> **Given records**
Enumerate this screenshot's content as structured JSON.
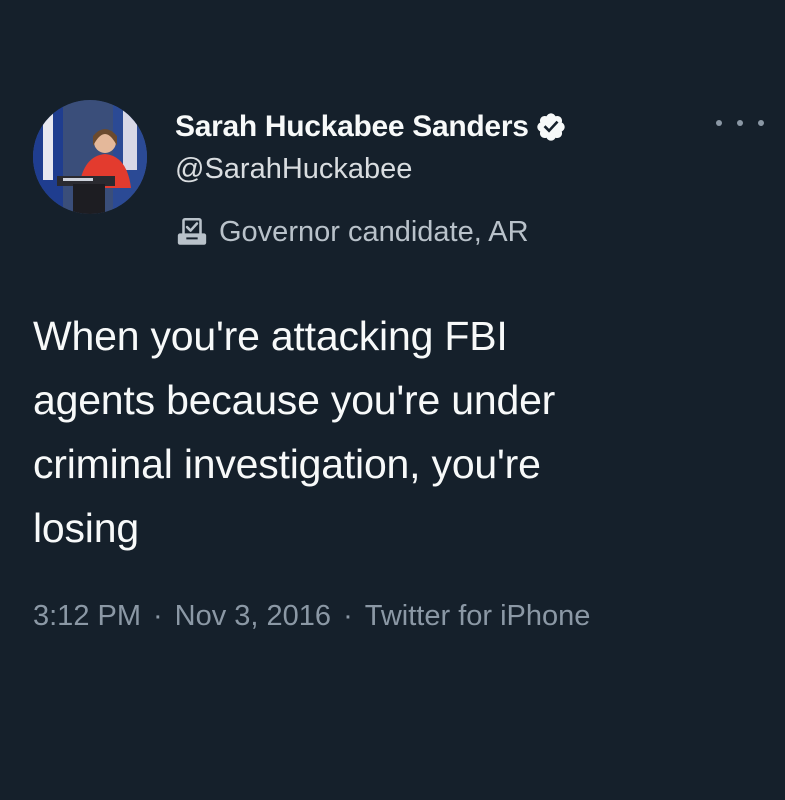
{
  "author": {
    "display_name": "Sarah Huckabee Sanders",
    "handle": "@SarahHuckabee",
    "verified": true,
    "label": "Governor candidate, AR"
  },
  "tweet": {
    "text": "When you're attacking FBI\nagents because you're under\ncriminal investigation, you're\nlosing",
    "time": "3:12 PM",
    "date": "Nov 3, 2016",
    "source": "Twitter for iPhone",
    "separator": "·"
  },
  "icons": {
    "verified": "verified-badge-icon",
    "label": "ballot-box-icon",
    "more": "more-horizontal-icon"
  },
  "colors": {
    "background": "#15202b",
    "primary_text": "#f7f9f9",
    "secondary_text": "#8b98a5"
  }
}
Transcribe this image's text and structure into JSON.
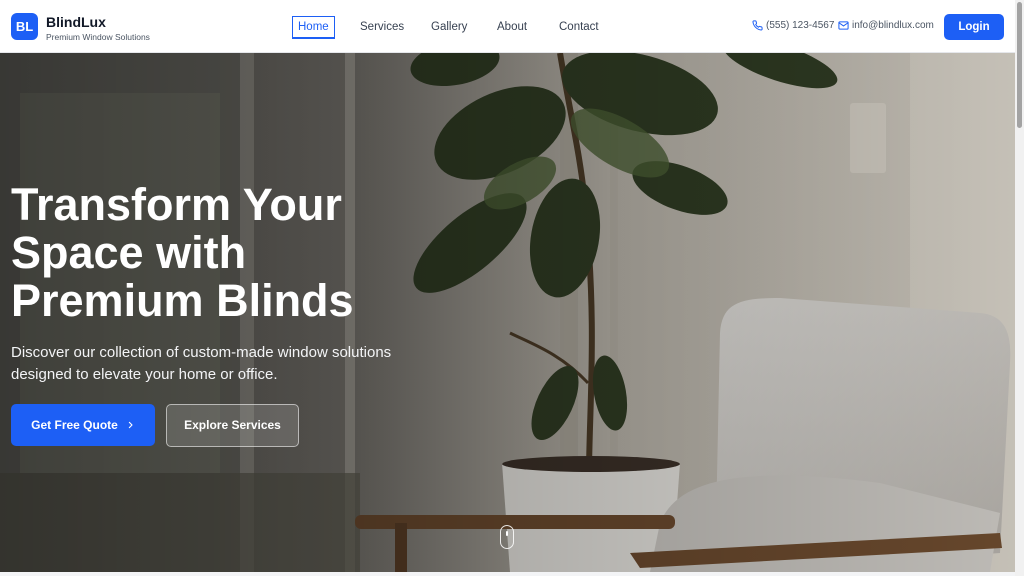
{
  "brand": {
    "badge": "BL",
    "name": "BlindLux",
    "tagline": "Premium Window Solutions"
  },
  "nav": {
    "items": [
      {
        "label": "Home",
        "active": true
      },
      {
        "label": "Services",
        "active": false
      },
      {
        "label": "Gallery",
        "active": false
      },
      {
        "label": "About",
        "active": false
      },
      {
        "label": "Contact",
        "active": false
      }
    ]
  },
  "contact": {
    "phone": "(555) 123-4567",
    "phone_icon": "phone-icon",
    "email": "info@blindlux.com",
    "email_icon": "mail-icon"
  },
  "header": {
    "login_label": "Login"
  },
  "hero": {
    "title": "Transform Your Space with Premium Blinds",
    "subtitle": "Discover our collection of custom-made window solutions designed to elevate your home or office.",
    "primary_cta": "Get Free Quote",
    "primary_cta_icon": "chevron-right-icon",
    "secondary_cta": "Explore Services",
    "background_image": "room with fiddle-leaf fig plant and white armchair",
    "scroll_icon": "mouse-scroll-icon"
  },
  "colors": {
    "accent": "#1d5ff5",
    "text_dark": "#111827",
    "text_muted": "#4b5563"
  }
}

> **Set exercise**
Filter the data for the string "this" and copy every line that has it.

> **In response**
Enumerate this screenshot's content as structured JSON.
Transcribe this image's text and structure into JSON.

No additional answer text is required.